### Task goal
Scan the data below for the string "structured". Show every line where it turns up.
_ _ _ _
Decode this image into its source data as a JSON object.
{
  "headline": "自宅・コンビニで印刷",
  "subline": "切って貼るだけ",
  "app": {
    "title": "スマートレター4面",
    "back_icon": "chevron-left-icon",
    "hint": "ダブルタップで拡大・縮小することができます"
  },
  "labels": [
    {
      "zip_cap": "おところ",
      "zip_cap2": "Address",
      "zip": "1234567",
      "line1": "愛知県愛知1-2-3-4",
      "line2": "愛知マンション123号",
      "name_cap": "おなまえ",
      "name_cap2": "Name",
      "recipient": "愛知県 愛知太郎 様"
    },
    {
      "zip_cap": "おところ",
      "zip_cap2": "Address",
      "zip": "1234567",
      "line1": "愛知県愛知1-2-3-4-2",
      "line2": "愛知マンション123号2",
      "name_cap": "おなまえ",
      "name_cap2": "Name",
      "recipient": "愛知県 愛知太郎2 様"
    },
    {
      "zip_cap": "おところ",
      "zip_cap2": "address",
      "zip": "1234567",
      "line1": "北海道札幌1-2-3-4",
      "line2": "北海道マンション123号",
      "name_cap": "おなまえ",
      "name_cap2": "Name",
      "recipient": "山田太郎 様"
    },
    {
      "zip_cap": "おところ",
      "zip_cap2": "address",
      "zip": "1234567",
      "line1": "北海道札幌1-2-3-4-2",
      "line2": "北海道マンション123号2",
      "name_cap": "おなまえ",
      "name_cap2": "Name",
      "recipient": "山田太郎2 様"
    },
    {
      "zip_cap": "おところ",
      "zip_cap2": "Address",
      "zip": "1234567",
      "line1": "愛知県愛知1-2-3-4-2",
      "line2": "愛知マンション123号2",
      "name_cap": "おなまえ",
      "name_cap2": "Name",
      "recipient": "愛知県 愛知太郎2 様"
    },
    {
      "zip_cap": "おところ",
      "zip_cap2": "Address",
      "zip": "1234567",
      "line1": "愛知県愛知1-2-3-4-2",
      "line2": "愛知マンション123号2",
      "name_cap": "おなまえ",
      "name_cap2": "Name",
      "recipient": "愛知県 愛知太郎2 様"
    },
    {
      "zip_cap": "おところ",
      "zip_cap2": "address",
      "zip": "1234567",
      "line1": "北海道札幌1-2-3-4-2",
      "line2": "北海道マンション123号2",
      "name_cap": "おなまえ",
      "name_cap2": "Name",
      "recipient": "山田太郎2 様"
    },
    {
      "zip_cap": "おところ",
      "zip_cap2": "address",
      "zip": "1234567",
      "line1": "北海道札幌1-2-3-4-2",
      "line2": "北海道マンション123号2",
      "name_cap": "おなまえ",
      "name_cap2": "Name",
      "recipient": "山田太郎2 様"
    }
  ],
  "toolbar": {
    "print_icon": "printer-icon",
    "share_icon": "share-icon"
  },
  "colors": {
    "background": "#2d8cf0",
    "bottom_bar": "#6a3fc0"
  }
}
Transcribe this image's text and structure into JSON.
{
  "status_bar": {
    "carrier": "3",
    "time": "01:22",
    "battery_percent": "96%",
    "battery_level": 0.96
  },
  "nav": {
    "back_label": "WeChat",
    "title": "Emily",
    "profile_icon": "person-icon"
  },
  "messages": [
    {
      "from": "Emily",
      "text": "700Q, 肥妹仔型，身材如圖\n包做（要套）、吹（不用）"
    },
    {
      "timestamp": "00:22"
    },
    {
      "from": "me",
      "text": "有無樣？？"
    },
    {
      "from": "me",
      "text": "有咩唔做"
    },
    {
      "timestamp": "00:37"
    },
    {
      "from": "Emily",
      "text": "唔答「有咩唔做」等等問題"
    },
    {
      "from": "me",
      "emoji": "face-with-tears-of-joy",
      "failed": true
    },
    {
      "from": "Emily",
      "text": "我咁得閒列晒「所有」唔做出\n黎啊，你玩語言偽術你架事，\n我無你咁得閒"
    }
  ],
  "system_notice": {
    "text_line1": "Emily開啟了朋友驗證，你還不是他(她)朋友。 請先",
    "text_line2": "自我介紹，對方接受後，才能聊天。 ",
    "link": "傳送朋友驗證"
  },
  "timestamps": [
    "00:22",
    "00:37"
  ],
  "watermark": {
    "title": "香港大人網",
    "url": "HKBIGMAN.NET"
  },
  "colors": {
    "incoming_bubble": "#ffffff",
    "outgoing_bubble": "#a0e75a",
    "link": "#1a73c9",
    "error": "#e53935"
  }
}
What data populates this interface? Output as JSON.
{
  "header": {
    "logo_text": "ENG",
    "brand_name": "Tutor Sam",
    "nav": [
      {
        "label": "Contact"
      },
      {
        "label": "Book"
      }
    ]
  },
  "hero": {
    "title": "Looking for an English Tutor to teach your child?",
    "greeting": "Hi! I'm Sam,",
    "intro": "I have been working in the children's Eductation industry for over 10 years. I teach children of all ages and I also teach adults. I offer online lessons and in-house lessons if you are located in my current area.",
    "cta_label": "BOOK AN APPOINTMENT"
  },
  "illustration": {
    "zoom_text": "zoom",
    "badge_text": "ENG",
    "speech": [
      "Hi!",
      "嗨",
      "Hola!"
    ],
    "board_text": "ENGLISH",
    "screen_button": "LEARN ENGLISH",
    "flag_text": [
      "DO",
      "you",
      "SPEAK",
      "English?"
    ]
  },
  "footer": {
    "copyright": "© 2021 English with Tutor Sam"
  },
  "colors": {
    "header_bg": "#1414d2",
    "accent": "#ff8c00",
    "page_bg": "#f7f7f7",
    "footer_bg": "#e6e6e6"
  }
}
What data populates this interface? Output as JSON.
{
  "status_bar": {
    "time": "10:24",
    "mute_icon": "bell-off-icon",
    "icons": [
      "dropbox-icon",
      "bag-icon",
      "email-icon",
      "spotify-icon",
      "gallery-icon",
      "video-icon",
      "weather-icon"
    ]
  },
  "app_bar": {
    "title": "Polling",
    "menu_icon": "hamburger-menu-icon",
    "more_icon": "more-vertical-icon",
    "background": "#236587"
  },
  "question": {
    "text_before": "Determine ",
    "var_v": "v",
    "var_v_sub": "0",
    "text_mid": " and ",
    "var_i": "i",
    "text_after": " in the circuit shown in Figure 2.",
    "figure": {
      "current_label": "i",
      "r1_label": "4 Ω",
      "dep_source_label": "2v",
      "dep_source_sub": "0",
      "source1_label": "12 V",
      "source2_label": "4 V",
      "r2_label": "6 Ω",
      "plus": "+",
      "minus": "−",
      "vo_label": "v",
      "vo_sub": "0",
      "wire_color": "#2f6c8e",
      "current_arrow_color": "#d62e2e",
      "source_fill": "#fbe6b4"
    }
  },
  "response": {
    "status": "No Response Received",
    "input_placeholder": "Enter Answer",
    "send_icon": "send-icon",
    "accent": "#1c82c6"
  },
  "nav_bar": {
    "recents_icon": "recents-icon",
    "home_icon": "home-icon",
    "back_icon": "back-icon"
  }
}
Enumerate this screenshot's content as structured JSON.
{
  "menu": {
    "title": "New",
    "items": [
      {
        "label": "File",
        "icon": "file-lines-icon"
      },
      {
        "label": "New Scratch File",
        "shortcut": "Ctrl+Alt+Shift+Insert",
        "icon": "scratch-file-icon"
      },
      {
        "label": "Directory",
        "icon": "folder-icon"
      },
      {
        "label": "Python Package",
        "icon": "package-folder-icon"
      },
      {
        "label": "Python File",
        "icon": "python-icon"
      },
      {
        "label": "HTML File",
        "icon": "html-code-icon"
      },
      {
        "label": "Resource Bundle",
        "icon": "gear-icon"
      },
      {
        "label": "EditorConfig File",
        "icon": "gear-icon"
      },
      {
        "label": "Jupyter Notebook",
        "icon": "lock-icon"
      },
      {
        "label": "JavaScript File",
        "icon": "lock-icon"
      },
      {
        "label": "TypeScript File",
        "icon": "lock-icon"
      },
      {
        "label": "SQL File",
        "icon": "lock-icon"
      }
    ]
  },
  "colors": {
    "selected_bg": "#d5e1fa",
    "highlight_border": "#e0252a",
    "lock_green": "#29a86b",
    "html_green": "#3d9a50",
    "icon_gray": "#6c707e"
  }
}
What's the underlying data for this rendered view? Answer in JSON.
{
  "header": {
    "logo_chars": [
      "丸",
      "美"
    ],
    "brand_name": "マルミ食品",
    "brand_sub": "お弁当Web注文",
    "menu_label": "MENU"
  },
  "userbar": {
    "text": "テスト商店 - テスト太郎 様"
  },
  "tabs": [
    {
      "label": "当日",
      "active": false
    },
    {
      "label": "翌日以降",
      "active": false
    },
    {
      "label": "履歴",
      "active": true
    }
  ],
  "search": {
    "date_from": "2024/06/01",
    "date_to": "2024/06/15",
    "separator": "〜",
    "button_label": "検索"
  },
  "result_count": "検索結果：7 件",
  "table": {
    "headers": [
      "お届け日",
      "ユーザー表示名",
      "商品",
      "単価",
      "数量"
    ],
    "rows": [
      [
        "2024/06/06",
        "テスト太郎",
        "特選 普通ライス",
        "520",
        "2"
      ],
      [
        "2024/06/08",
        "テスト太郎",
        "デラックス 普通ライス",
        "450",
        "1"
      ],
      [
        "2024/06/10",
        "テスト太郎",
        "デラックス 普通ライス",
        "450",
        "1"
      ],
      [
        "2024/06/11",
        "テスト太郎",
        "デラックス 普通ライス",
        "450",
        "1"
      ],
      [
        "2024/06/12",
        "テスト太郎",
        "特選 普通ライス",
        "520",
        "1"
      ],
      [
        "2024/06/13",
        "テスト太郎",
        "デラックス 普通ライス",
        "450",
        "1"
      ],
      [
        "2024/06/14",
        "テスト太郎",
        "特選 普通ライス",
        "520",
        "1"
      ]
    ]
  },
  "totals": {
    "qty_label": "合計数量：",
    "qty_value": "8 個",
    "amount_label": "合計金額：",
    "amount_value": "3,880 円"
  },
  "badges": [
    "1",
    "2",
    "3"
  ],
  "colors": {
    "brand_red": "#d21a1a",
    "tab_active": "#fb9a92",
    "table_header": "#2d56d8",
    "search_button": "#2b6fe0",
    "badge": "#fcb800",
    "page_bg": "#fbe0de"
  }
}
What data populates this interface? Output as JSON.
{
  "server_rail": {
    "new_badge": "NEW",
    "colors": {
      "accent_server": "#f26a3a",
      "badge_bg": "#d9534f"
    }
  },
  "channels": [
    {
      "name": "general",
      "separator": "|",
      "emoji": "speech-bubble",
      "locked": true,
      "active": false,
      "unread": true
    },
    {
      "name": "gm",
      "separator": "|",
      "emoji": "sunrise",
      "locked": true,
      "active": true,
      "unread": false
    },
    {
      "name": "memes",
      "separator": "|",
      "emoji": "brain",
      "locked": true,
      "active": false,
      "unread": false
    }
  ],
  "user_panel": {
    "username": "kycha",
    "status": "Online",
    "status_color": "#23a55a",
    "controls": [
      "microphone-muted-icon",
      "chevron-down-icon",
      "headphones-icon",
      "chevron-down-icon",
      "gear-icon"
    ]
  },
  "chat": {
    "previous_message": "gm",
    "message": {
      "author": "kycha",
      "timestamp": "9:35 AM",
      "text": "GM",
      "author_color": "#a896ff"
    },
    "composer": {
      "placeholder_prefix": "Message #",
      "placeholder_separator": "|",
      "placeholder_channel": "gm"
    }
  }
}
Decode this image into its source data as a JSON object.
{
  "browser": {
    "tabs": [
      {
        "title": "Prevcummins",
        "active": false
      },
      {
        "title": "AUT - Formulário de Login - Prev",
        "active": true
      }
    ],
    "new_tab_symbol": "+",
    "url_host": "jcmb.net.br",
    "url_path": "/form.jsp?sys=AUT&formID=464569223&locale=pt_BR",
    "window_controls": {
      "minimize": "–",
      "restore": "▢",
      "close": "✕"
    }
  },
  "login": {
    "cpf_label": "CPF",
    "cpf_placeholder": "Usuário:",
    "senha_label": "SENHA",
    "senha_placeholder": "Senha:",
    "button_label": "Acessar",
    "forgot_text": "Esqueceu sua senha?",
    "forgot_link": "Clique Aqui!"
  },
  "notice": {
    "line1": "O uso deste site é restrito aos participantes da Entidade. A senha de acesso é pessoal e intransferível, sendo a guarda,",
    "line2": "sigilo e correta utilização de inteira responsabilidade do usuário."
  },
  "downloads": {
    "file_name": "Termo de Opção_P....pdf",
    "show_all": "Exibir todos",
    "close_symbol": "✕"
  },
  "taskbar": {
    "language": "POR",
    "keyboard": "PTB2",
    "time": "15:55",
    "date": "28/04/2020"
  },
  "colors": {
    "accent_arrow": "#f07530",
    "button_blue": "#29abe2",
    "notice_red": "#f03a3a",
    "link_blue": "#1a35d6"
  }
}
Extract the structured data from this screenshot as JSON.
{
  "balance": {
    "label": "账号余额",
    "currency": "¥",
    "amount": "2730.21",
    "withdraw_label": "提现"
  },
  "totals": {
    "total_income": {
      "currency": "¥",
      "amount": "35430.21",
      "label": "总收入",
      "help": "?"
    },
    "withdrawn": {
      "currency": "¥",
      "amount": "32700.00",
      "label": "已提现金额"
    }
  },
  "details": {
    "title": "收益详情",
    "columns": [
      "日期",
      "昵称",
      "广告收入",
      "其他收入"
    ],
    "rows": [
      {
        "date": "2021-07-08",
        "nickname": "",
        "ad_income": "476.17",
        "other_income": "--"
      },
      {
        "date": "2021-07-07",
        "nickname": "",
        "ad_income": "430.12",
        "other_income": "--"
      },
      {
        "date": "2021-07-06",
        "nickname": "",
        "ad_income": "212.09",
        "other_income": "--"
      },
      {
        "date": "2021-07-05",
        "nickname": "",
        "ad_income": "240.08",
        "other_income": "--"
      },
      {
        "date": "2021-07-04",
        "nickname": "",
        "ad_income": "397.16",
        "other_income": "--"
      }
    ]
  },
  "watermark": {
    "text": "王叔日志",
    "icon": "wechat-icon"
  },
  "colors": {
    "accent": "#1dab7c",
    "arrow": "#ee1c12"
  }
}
_ _ _ _
### Solution to the problem
Enumerate this screenshot's content as structured JSON.
Extract the structured data from this screenshot as JSON.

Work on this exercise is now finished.